WHAT TO DO:
Using the listing below, report all lines holding the word "Package".

[Dataset items]
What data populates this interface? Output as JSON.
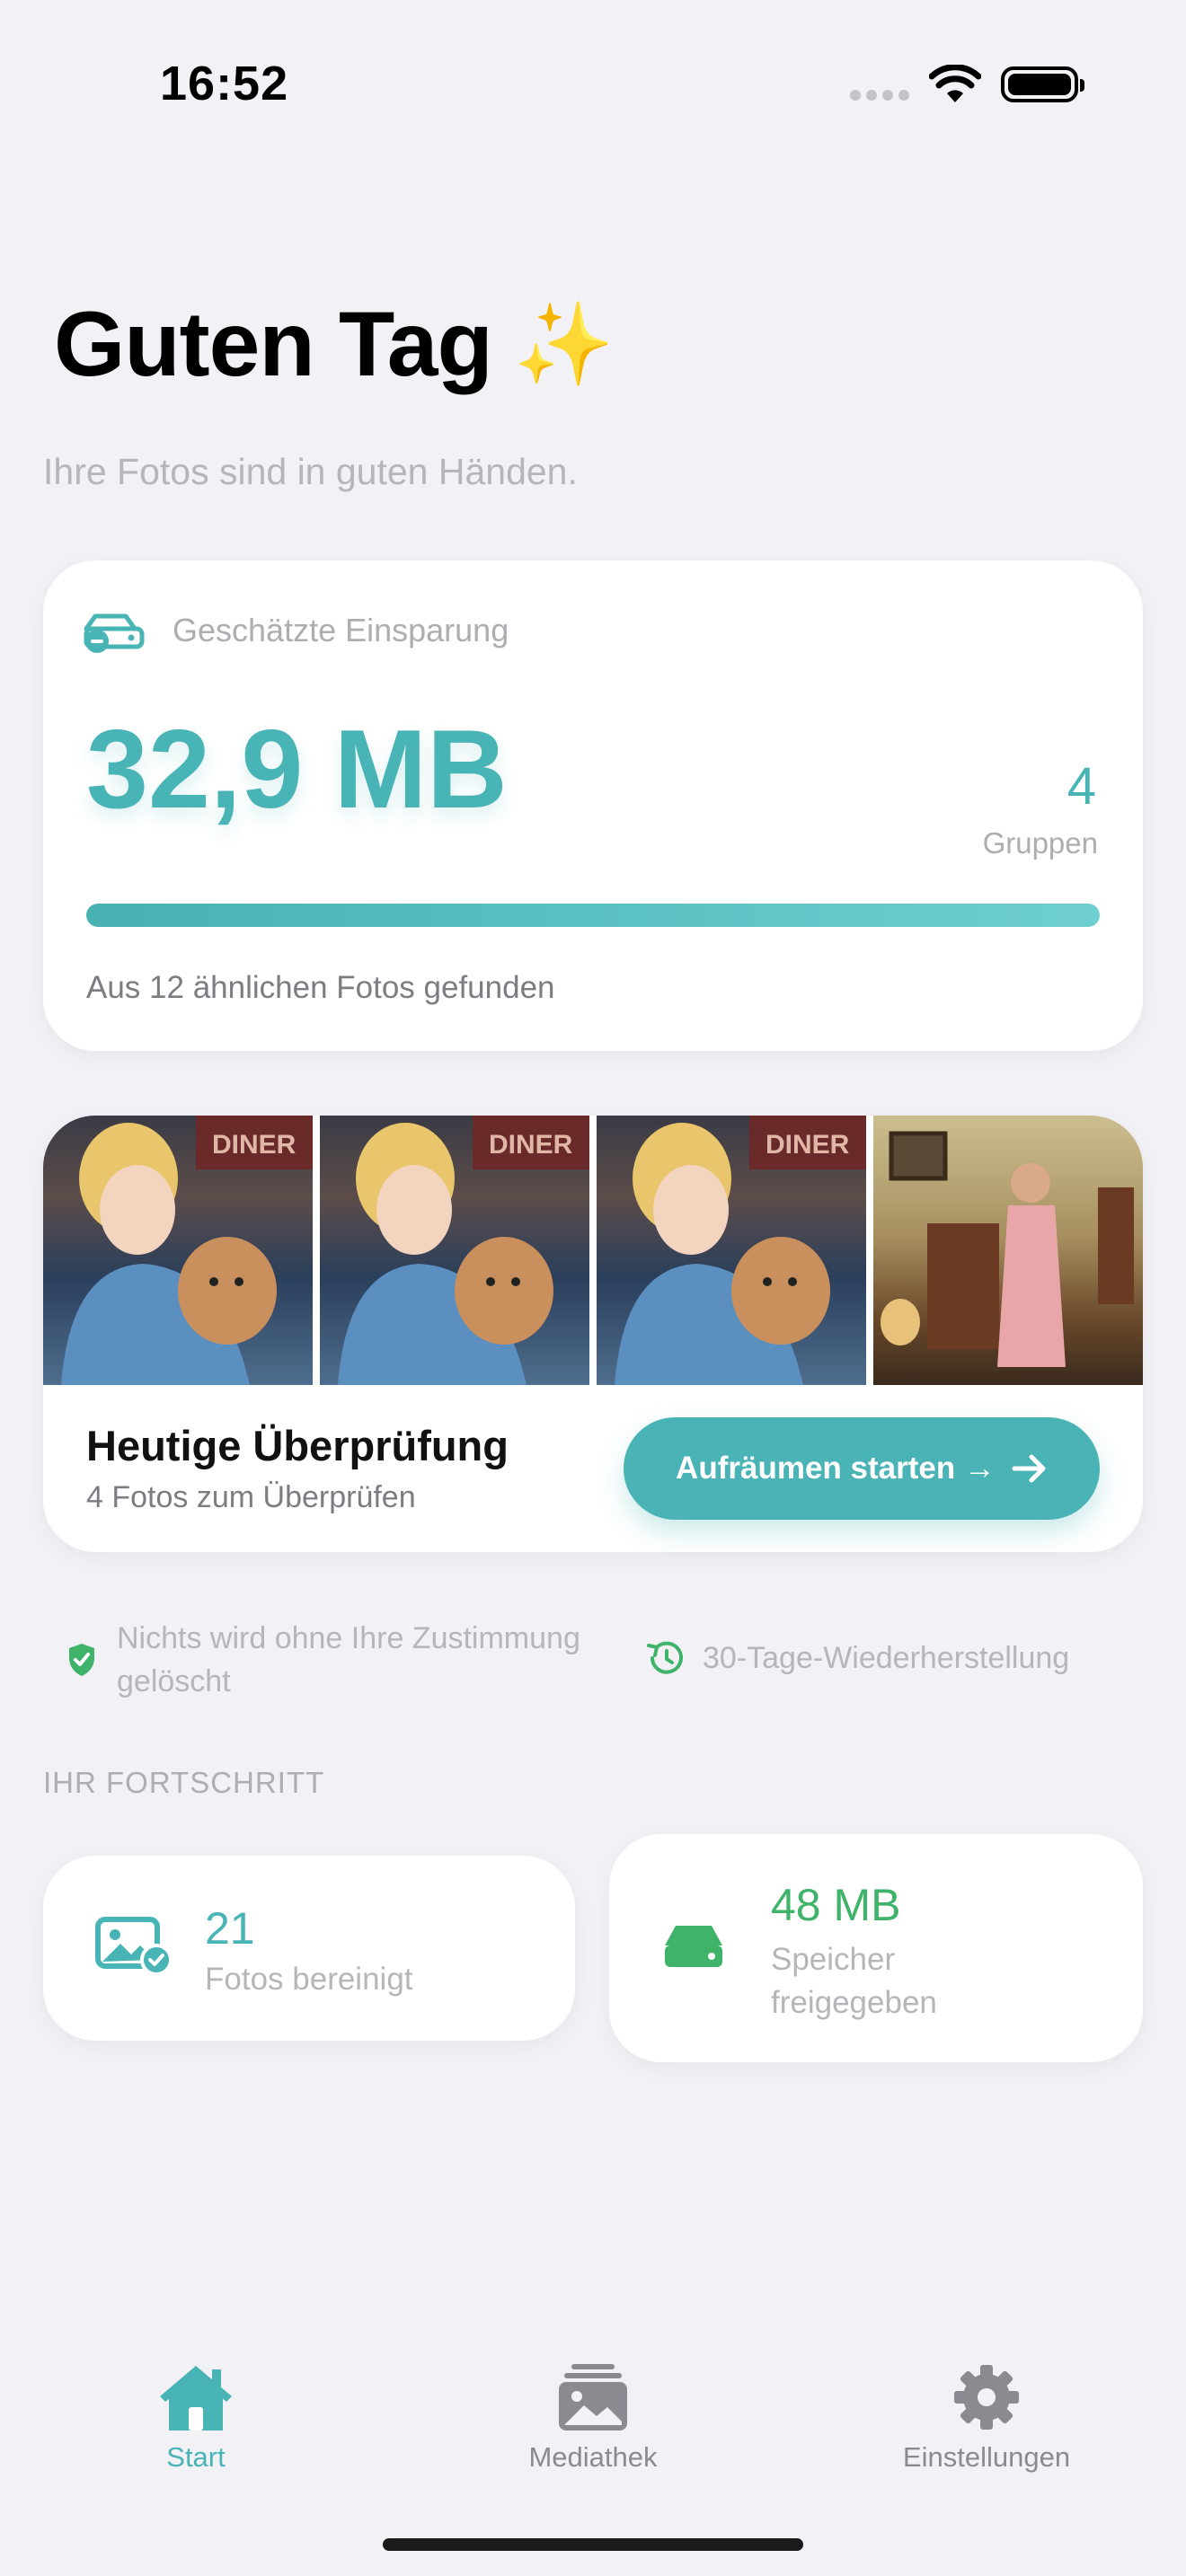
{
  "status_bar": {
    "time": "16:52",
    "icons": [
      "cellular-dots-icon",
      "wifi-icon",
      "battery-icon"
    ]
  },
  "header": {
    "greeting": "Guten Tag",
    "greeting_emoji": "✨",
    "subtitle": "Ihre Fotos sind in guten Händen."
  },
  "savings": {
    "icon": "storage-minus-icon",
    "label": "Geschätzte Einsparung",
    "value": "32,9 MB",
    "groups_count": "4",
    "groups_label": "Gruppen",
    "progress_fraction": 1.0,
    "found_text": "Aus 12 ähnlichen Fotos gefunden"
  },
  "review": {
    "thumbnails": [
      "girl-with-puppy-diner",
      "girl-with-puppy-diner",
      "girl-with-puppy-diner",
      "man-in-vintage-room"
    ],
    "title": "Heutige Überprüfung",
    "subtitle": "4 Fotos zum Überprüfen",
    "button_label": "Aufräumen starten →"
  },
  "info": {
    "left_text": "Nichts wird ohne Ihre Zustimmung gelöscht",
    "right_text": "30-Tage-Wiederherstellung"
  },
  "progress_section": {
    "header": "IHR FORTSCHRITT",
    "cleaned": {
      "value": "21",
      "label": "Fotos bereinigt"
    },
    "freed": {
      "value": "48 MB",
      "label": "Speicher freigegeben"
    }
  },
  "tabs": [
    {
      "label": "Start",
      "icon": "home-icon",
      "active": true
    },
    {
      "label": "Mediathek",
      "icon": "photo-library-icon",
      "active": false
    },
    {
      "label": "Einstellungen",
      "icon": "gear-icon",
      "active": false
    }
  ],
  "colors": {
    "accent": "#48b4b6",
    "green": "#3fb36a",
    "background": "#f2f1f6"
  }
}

...

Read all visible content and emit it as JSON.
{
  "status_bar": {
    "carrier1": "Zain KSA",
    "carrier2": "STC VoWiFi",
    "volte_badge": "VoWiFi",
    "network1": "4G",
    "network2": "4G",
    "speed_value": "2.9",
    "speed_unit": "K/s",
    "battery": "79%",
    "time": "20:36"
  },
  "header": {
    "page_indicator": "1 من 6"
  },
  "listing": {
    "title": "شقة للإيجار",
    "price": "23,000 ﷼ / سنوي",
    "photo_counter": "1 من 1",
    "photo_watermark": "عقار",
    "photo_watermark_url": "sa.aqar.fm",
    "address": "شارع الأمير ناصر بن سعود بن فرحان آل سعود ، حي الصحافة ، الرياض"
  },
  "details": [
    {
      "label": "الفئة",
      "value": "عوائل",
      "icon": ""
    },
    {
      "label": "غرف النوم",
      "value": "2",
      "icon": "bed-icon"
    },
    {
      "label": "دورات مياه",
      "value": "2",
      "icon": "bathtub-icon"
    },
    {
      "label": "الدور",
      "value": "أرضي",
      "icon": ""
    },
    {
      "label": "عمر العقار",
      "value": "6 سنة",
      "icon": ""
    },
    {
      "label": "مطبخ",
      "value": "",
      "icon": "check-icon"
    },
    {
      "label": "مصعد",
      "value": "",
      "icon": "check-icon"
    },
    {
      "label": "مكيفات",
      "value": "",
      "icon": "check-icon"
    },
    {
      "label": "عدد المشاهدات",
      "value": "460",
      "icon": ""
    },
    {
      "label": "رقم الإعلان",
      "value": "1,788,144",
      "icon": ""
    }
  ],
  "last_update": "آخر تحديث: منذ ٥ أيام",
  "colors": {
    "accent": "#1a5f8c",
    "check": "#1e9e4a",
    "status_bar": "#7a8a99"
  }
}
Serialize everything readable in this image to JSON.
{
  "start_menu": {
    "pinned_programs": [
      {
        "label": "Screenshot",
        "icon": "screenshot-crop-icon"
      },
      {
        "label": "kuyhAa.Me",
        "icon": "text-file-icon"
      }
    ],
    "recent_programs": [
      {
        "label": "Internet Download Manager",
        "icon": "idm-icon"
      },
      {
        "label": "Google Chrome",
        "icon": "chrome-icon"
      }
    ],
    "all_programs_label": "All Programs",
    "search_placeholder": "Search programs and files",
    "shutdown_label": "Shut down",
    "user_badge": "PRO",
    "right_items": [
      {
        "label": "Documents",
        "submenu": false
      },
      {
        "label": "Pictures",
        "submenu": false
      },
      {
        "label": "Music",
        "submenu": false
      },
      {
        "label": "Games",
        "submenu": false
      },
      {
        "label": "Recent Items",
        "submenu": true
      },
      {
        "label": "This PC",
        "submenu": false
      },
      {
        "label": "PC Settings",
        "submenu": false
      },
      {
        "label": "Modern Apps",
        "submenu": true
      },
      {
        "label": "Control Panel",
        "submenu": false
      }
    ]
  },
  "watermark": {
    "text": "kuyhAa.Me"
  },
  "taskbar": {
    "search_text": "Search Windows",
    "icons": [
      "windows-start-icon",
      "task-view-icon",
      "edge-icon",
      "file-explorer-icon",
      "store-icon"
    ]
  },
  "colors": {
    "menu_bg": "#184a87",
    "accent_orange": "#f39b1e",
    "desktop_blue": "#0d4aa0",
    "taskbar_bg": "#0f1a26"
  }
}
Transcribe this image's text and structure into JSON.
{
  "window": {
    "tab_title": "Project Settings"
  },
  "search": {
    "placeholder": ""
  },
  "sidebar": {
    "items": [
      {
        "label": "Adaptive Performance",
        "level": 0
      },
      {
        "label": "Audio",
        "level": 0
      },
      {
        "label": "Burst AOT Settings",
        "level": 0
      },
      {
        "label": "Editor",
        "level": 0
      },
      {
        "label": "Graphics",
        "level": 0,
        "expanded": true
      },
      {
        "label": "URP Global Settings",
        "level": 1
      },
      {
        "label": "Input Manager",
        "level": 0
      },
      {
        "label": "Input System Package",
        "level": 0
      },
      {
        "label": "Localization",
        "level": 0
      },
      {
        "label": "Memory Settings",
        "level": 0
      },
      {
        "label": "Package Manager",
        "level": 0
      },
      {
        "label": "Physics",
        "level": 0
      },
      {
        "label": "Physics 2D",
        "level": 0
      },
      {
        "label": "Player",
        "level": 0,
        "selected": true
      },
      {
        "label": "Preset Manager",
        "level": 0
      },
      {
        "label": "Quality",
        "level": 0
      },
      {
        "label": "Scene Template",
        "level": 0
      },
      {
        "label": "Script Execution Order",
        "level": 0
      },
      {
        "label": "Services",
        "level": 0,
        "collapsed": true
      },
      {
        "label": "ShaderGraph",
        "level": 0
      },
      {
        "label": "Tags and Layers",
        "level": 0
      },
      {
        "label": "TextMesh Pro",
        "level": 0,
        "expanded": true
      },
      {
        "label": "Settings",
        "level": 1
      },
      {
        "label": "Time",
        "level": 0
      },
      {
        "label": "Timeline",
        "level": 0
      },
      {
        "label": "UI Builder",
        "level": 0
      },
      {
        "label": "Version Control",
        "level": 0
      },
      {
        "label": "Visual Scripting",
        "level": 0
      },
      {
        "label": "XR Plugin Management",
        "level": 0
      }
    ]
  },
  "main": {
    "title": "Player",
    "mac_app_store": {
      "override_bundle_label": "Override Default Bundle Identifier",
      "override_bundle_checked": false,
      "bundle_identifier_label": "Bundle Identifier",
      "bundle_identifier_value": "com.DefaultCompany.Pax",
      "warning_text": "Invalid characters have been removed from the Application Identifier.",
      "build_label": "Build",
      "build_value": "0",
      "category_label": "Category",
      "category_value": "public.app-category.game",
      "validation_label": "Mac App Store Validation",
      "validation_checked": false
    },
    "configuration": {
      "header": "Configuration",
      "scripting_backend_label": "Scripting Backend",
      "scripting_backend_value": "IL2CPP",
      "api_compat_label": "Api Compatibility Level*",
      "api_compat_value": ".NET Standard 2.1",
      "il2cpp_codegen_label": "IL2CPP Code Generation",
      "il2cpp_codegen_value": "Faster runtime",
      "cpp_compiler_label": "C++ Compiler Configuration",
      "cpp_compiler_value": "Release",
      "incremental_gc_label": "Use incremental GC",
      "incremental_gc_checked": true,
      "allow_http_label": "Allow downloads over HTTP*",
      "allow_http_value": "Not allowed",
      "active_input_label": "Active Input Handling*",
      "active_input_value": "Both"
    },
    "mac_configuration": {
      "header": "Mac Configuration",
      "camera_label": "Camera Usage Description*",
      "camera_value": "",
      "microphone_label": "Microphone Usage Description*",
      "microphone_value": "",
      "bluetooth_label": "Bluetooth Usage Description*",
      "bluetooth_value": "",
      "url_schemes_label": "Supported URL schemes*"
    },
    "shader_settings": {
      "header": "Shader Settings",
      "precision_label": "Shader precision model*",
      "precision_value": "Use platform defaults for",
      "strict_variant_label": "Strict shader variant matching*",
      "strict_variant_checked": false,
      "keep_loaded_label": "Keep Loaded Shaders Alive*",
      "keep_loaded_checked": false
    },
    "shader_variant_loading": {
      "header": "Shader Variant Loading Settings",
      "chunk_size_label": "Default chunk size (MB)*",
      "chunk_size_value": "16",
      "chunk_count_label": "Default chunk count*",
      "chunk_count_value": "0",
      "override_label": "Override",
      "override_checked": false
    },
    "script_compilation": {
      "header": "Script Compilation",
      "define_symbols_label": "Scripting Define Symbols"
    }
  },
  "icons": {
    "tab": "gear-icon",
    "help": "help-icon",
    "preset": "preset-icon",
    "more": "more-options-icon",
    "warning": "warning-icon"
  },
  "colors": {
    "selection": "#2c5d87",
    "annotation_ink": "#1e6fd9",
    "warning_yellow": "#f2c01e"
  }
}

COMPLETE RESPONSE:
        "label": "Input System Package",
        "label": "Package Manager",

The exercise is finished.